▶ [SOURCE DOCUMENT]
(begin)

January 13: Mardon Walker, a white exchange student at Spelman was arrested at a Krystal restaurant downtown. A jury convicted Mardon and Judge Durwood Pye sentenced her to the maximum sentence for a misdemeanor offense -- six months in jail, twelve months on the public works and a $1,000 fine. Mardon appealed to the Georgia Supreme Court which upheld her conviction. She then appealed to the U.S. Supreme Court which on May 24, 1965, in a 5-4 vote, reversed the Georgia Supreme Court's decision.

After the assassination of President John Kennedy, President Lyndon Johnson announces plans for the "Great Society," which includes federal programs for a "war on poverty." Atlanta is one of the first cities to establish an anti-poverty program.

Student activists from Atlanta participate in the Mississippi Freedom Summer, which brings hundreds of white and black college students to the South to help with voter registration and community development.

The Civil Rights Act of 1964 is passed. It makes racial discrimination in public places, such as theaters, restaurants and hotels, illegal. It also requires employers to provide equal employment opportunities. Projects involving federal funds could lose their support if there is evidence of discrimination based on color, race, or national origin. In terms of ensuring African American voting rights, the Civil Rights Act prohibits literacy tests and other illegitimate attempts to keep blacks from voting.

At the age of 36, Martin Luther King, Jr. is the first African American and the youngest person ever to be awarded the Nobel Peace Prize.

(end)

▶ [TASK GOAL] Restate the timeline's paragraph that begins "The Civil Rights Act of 1964 is passed" as a short bulleted list of its main facts. The items after this timeline are separate material.

▶ [ENTRIES PROVIDED]
(begin)

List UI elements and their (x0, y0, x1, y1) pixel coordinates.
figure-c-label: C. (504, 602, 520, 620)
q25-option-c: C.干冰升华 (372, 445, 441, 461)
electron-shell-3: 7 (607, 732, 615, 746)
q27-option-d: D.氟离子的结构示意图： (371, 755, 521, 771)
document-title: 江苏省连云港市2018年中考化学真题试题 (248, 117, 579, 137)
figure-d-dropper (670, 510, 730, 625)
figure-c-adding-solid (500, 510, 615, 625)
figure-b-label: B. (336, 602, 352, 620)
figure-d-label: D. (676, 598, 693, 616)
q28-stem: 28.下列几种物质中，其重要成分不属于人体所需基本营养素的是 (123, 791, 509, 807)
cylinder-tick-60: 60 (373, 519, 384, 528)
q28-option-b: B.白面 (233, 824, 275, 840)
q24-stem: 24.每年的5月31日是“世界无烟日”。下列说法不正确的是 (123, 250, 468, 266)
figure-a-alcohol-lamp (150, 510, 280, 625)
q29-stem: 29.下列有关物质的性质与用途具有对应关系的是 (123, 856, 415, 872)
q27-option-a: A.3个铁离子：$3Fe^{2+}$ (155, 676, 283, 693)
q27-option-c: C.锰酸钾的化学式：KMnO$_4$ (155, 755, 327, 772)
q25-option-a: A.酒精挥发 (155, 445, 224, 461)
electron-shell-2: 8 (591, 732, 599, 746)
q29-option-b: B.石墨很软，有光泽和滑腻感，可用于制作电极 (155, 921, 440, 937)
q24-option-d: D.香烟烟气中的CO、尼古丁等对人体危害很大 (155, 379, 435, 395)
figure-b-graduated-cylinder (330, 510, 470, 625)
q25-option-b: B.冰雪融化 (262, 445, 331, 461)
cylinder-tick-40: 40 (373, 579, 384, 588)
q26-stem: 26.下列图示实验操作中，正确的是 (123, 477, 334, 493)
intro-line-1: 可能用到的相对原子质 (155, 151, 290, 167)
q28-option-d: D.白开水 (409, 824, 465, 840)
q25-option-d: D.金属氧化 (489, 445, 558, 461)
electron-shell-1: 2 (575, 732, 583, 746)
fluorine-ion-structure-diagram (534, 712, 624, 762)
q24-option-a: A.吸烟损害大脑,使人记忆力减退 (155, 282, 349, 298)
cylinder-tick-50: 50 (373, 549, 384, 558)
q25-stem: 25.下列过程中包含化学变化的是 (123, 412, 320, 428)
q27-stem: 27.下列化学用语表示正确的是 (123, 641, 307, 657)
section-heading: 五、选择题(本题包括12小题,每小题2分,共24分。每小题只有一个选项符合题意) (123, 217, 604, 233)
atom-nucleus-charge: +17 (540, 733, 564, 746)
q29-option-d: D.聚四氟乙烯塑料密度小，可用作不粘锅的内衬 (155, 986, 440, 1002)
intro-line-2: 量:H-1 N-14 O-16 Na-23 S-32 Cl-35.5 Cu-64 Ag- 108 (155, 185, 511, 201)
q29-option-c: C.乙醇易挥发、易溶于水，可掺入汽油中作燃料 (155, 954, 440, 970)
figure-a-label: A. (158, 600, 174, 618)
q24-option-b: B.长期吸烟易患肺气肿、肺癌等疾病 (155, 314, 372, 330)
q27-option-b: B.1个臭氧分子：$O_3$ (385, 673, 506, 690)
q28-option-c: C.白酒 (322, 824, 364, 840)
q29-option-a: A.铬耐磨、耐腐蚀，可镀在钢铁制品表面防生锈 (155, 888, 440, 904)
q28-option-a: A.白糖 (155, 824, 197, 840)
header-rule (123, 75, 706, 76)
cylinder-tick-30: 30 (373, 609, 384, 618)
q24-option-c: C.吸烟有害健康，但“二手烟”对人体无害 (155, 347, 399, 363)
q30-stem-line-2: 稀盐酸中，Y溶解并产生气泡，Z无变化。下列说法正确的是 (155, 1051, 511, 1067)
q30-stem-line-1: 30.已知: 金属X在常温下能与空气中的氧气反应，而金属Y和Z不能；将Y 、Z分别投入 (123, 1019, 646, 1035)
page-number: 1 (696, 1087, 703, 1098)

(end)

▶ [SOLUTION FOR THIS TASK]
- The Civil Rights Act of 1964 is passed.
- It outlaws racial discrimination in public places such as theaters, restaurants and hotels.
- Employers must provide equal employment opportunities.
- Projects using federal funds could lose that support if they discriminate based on color, race or national origin.
- It prohibits literacy tests and other illegitimate attempts to keep blacks from voting.